THE EXERCISE
Locate and copy all lines bearing the word "学年高一下学期期末考试语文试题".
┄┄┄┄┄┄┄┄┄┄┄┄┄┄┄┄┄┄┄┄
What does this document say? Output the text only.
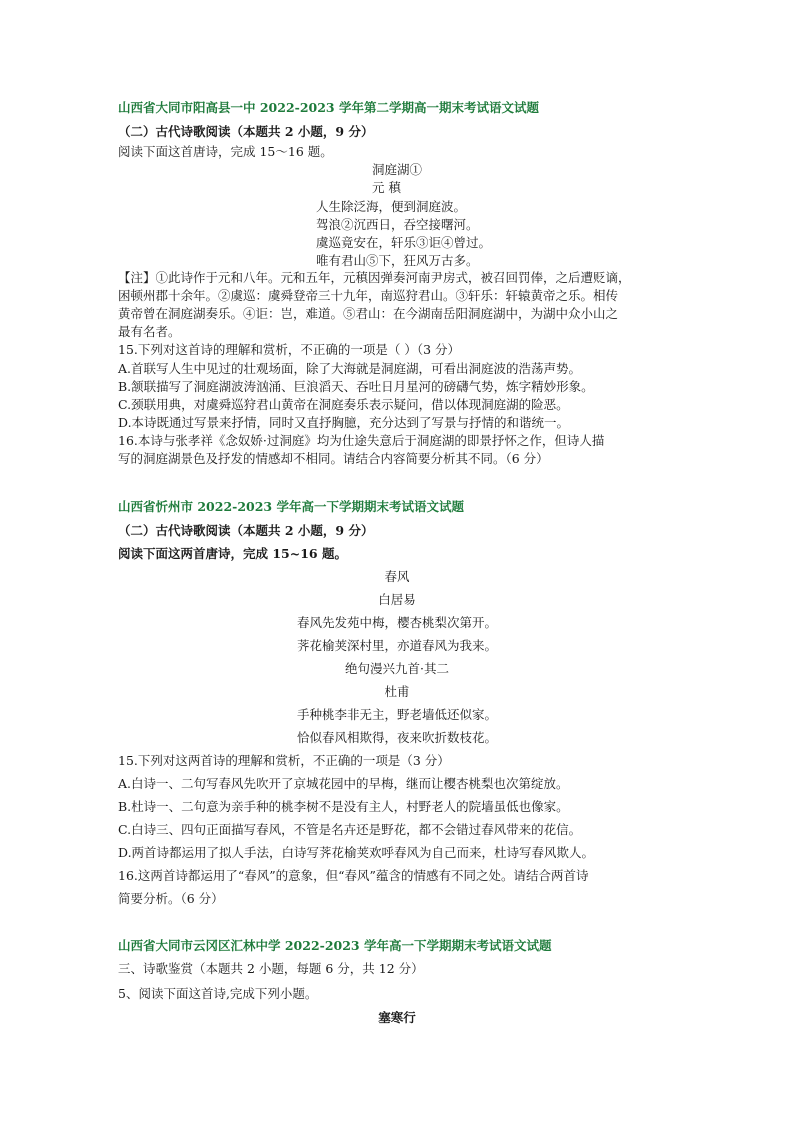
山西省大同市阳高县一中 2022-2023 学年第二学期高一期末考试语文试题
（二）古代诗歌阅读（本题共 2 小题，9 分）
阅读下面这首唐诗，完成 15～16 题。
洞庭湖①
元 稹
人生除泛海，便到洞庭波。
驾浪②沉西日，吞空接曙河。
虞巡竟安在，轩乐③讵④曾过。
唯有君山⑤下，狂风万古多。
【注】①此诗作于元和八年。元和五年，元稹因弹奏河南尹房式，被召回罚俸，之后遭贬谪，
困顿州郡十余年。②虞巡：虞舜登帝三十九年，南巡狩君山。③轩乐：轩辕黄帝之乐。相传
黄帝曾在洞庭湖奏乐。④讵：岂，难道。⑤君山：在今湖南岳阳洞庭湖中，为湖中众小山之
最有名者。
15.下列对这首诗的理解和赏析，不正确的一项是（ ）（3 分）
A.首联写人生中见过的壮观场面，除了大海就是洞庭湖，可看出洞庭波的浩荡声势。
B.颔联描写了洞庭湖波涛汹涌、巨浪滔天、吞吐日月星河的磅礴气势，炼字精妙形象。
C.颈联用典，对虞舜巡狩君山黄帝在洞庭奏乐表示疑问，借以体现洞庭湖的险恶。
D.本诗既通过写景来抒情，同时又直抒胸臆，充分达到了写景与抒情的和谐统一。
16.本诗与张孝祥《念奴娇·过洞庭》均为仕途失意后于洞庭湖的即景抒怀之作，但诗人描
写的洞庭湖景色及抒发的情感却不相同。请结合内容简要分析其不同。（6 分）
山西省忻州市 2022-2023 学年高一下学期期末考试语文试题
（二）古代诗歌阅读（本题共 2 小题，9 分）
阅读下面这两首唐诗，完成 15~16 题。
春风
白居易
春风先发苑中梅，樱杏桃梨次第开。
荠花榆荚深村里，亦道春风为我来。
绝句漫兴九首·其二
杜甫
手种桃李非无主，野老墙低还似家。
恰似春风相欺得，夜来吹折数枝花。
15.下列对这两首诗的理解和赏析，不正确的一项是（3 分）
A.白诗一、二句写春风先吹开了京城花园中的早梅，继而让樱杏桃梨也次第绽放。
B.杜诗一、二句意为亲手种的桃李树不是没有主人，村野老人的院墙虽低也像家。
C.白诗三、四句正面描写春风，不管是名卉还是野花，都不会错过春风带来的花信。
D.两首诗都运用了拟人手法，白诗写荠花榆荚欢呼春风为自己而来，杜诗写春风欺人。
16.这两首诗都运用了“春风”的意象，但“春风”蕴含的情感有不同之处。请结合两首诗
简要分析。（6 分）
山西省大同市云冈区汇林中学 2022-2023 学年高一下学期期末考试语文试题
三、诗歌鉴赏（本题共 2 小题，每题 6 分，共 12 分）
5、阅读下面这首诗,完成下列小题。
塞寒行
┄┄┄┄┄┄┄┄┄┄┄┄┄┄┄┄┄┄┄┄
PROBLEM SOLUTION
山西省忻州市 2022-2023 学年高一下学期期末考试语文试题
山西省大同市云冈区汇林中学 2022-2023 学年高一下学期期末考试语文试题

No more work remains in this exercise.